-- start Input material --
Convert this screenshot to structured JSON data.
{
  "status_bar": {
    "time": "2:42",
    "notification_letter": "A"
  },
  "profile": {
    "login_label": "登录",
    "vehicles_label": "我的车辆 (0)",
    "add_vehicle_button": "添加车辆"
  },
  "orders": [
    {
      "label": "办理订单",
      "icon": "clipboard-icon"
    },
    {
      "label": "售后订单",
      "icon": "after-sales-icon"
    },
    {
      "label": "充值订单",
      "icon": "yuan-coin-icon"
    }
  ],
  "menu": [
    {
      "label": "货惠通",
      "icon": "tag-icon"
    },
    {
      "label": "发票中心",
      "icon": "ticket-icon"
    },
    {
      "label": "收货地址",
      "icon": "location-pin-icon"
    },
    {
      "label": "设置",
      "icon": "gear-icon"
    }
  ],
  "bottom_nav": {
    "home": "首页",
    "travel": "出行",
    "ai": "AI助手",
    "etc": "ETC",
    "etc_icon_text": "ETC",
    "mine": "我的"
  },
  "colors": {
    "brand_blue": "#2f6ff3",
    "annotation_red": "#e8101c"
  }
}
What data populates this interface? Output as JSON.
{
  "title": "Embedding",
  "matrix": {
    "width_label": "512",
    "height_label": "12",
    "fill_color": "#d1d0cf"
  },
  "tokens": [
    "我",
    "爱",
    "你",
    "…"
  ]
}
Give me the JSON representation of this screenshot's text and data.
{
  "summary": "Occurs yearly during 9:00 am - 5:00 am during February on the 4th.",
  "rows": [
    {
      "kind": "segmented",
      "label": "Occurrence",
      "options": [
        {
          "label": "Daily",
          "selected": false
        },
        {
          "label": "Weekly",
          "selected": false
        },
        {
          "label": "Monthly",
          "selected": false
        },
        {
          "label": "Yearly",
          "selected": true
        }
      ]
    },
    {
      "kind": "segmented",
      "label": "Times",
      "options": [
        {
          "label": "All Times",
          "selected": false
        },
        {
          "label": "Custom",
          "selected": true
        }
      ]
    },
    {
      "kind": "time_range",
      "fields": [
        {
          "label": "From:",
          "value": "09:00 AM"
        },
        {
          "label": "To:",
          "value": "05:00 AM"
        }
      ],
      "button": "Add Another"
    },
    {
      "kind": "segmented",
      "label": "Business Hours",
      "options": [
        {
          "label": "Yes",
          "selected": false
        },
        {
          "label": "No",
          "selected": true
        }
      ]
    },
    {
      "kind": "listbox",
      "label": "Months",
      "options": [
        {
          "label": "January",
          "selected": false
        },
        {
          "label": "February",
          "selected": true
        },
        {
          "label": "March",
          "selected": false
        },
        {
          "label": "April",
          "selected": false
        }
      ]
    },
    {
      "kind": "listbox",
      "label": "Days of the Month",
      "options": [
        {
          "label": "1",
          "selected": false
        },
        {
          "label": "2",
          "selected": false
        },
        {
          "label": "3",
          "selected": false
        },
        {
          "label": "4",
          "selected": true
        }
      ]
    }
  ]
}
-- end Input material --
What is asked =
Locate all lines holding the word "data", then copy them out.

Correct output =
Convert this screenshot to structured JSON data.
What data populates this interface? Output as JSON.
Give me the JSON representation of this screenshot's text and data.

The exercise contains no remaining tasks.